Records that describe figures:
##########

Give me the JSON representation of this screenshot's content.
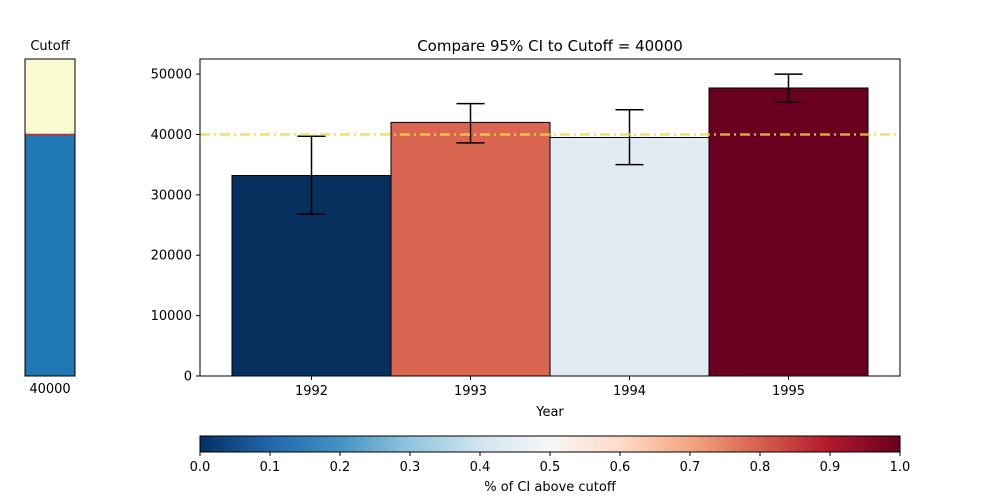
{
  "chart_data": [
    {
      "type": "bar",
      "title": "Compare 95% CI to Cutoff = 40000",
      "xlabel": "Year",
      "ylabel": "",
      "categories": [
        "1992",
        "1993",
        "1994",
        "1995"
      ],
      "values": [
        33200,
        42000,
        39500,
        47700
      ],
      "ci_lower": [
        26800,
        38600,
        35000,
        45400
      ],
      "ci_upper": [
        39700,
        45100,
        44100,
        50000
      ],
      "pct_ci_above_cutoff": [
        0.0,
        0.8,
        0.45,
        1.0
      ],
      "bar_colors": [
        "#08305f",
        "#da6551",
        "#e1ebf3",
        "#69001f"
      ],
      "cutoff": 40000,
      "cutoff_line_color": "#f5d44a",
      "ylim": [
        0,
        52500
      ],
      "yticks": [
        0,
        10000,
        20000,
        30000,
        40000,
        50000
      ],
      "grid": false
    },
    {
      "type": "bar",
      "title": "Cutoff",
      "categories": [
        "40000"
      ],
      "values": [
        40000
      ],
      "ylim": [
        0,
        52500
      ],
      "fill_color": "#1f77b4",
      "remainder_color": "#fafad2",
      "line_color": "#d62728"
    }
  ],
  "colorbar": {
    "label": "% of CI above cutoff",
    "colormap": "RdBu_r",
    "ticks": [
      "0.0",
      "0.1",
      "0.2",
      "0.3",
      "0.4",
      "0.5",
      "0.6",
      "0.7",
      "0.8",
      "0.9",
      "1.0"
    ],
    "stops": [
      "#053061",
      "#2166ac",
      "#4393c3",
      "#92c5de",
      "#d1e5f0",
      "#f7f7f7",
      "#fddbc7",
      "#f4a582",
      "#d6604d",
      "#b2182b",
      "#67001f"
    ]
  }
}
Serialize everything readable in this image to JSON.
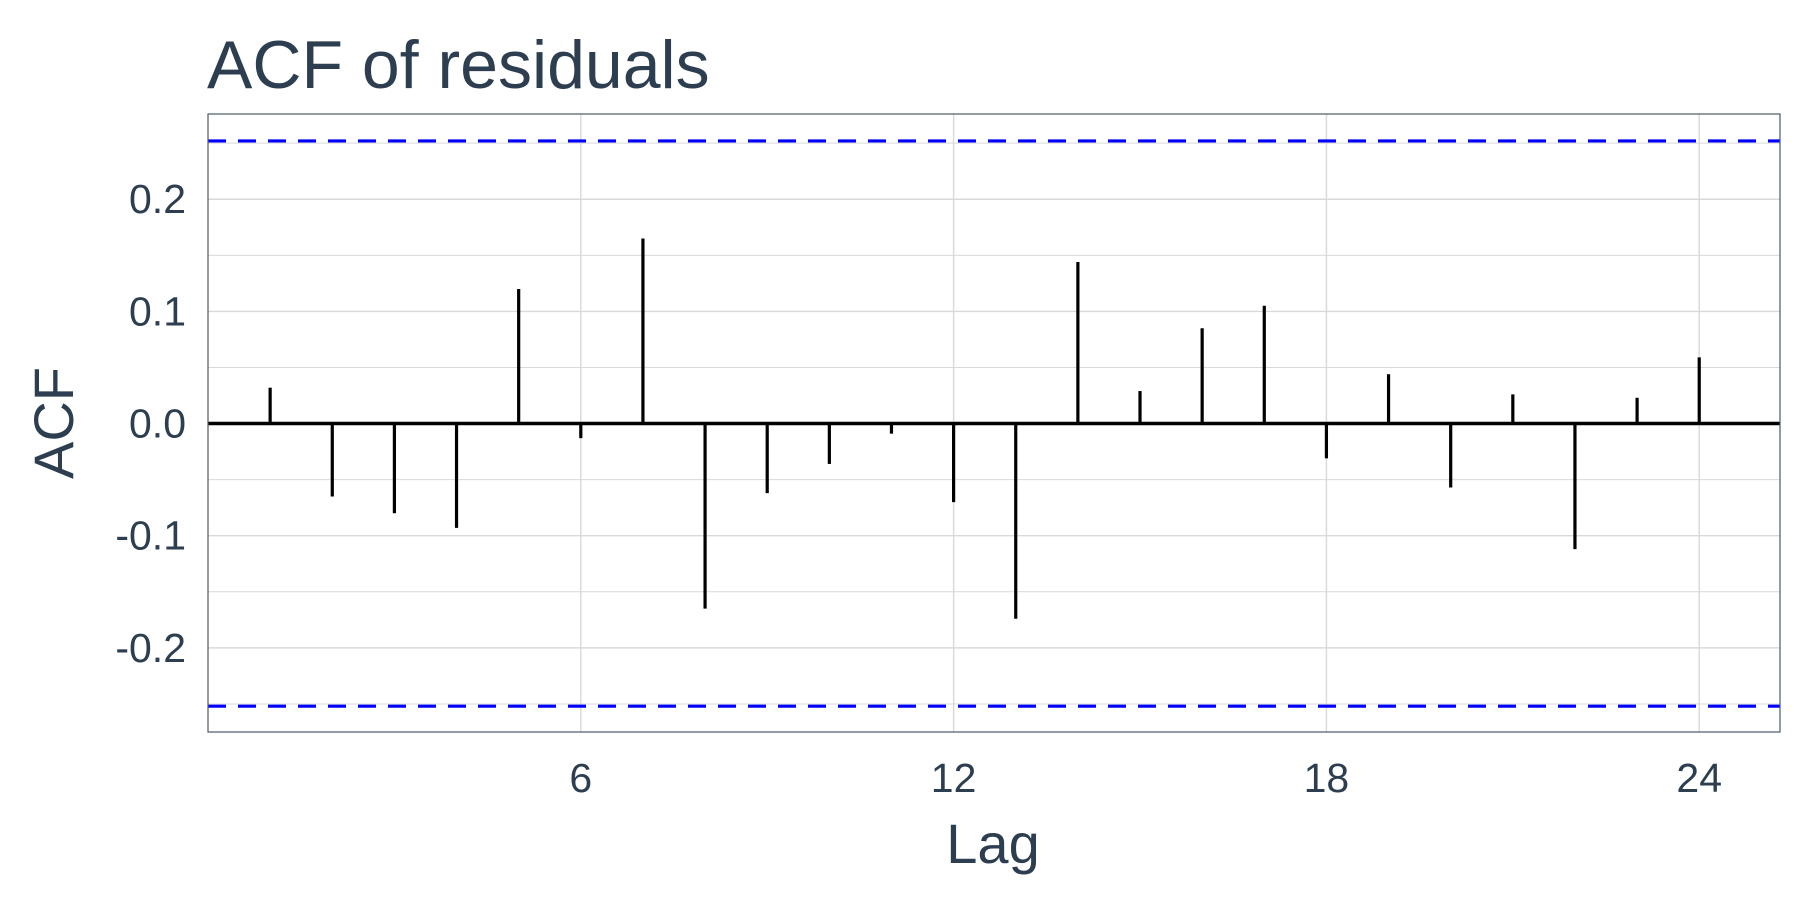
{
  "chart_data": {
    "type": "bar",
    "title": "ACF of residuals",
    "xlabel": "Lag",
    "ylabel": "ACF",
    "x": [
      1,
      2,
      3,
      4,
      5,
      6,
      7,
      8,
      9,
      10,
      11,
      12,
      13,
      14,
      15,
      16,
      17,
      18,
      19,
      20,
      21,
      22,
      23,
      24
    ],
    "values": [
      0.032,
      -0.065,
      -0.08,
      -0.093,
      0.12,
      -0.013,
      0.165,
      -0.165,
      -0.062,
      -0.036,
      -0.009,
      -0.07,
      -0.174,
      0.144,
      0.029,
      0.085,
      0.105,
      -0.031,
      0.044,
      -0.057,
      0.026,
      -0.112,
      0.023,
      0.059
    ],
    "confidence_limits": [
      0.252,
      -0.252
    ],
    "confidence_color": "#0000ff",
    "bar_color": "#000000",
    "xlim": [
      0,
      25.3
    ],
    "ylim": [
      -0.275,
      0.276
    ],
    "xticks": [
      6,
      12,
      18,
      24
    ],
    "xtick_labels": [
      "6",
      "12",
      "18",
      "24"
    ],
    "yticks": [
      -0.2,
      -0.1,
      0.0,
      0.1,
      0.2
    ],
    "ytick_labels": [
      "-0.2",
      "-0.1",
      "0.0",
      "0.1",
      "0.2"
    ],
    "grid": true
  }
}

##########

*Task instructions*: Using the material above, retype each entry exactly and omit the pictures.

*Response to the exercise*:
Give me the JSON representation of this screenshot's content.
{
  "chart_data": [
    {
      "type": "bar",
      "title": "Compare 95% CI to Cutoff = 40000",
      "xlabel": "Year",
      "ylabel": "",
      "categories": [
        "1992",
        "1993",
        "1994",
        "1995"
      ],
      "values": [
        33200,
        42000,
        39500,
        47700
      ],
      "ci_lower": [
        26800,
        38600,
        35000,
        45400
      ],
      "ci_upper": [
        39700,
        45100,
        44100,
        50000
      ],
      "pct_ci_above_cutoff": [
        0.0,
        0.8,
        0.45,
        1.0
      ],
      "bar_colors": [
        "#08305f",
        "#da6551",
        "#e1ebf3",
        "#69001f"
      ],
      "cutoff": 40000,
      "cutoff_line_color": "#f5d44a",
      "ylim": [
        0,
        52500
      ],
      "yticks": [
        0,
        10000,
        20000,
        30000,
        40000,
        50000
      ],
      "grid": false
    },
    {
      "type": "bar",
      "title": "Cutoff",
      "categories": [
        "40000"
      ],
      "values": [
        40000
      ],
      "ylim": [
        0,
        52500
      ],
      "fill_color": "#1f77b4",
      "remainder_color": "#fafad2",
      "line_color": "#d62728"
    }
  ],
  "colorbar": {
    "label": "% of CI above cutoff",
    "colormap": "RdBu_r",
    "ticks": [
      "0.0",
      "0.1",
      "0.2",
      "0.3",
      "0.4",
      "0.5",
      "0.6",
      "0.7",
      "0.8",
      "0.9",
      "1.0"
    ],
    "stops": [
      "#053061",
      "#2166ac",
      "#4393c3",
      "#92c5de",
      "#d1e5f0",
      "#f7f7f7",
      "#fddbc7",
      "#f4a582",
      "#d6604d",
      "#b2182b",
      "#67001f"
    ]
  }
}
Serialize everything readable in this image to JSON.
{
  "chart_data": {
    "type": "bar",
    "title": "ACF of residuals",
    "xlabel": "Lag",
    "ylabel": "ACF",
    "x": [
      1,
      2,
      3,
      4,
      5,
      6,
      7,
      8,
      9,
      10,
      11,
      12,
      13,
      14,
      15,
      16,
      17,
      18,
      19,
      20,
      21,
      22,
      23,
      24
    ],
    "values": [
      0.032,
      -0.065,
      -0.08,
      -0.093,
      0.12,
      -0.013,
      0.165,
      -0.165,
      -0.062,
      -0.036,
      -0.009,
      -0.07,
      -0.174,
      0.144,
      0.029,
      0.085,
      0.105,
      -0.031,
      0.044,
      -0.057,
      0.026,
      -0.112,
      0.023,
      0.059
    ],
    "confidence_limits": [
      0.252,
      -0.252
    ],
    "confidence_color": "#0000ff",
    "bar_color": "#000000",
    "xlim": [
      0,
      25.3
    ],
    "ylim": [
      -0.275,
      0.276
    ],
    "xticks": [
      6,
      12,
      18,
      24
    ],
    "xtick_labels": [
      "6",
      "12",
      "18",
      "24"
    ],
    "yticks": [
      -0.2,
      -0.1,
      0.0,
      0.1,
      0.2
    ],
    "ytick_labels": [
      "-0.2",
      "-0.1",
      "0.0",
      "0.1",
      "0.2"
    ],
    "grid": true
  }
}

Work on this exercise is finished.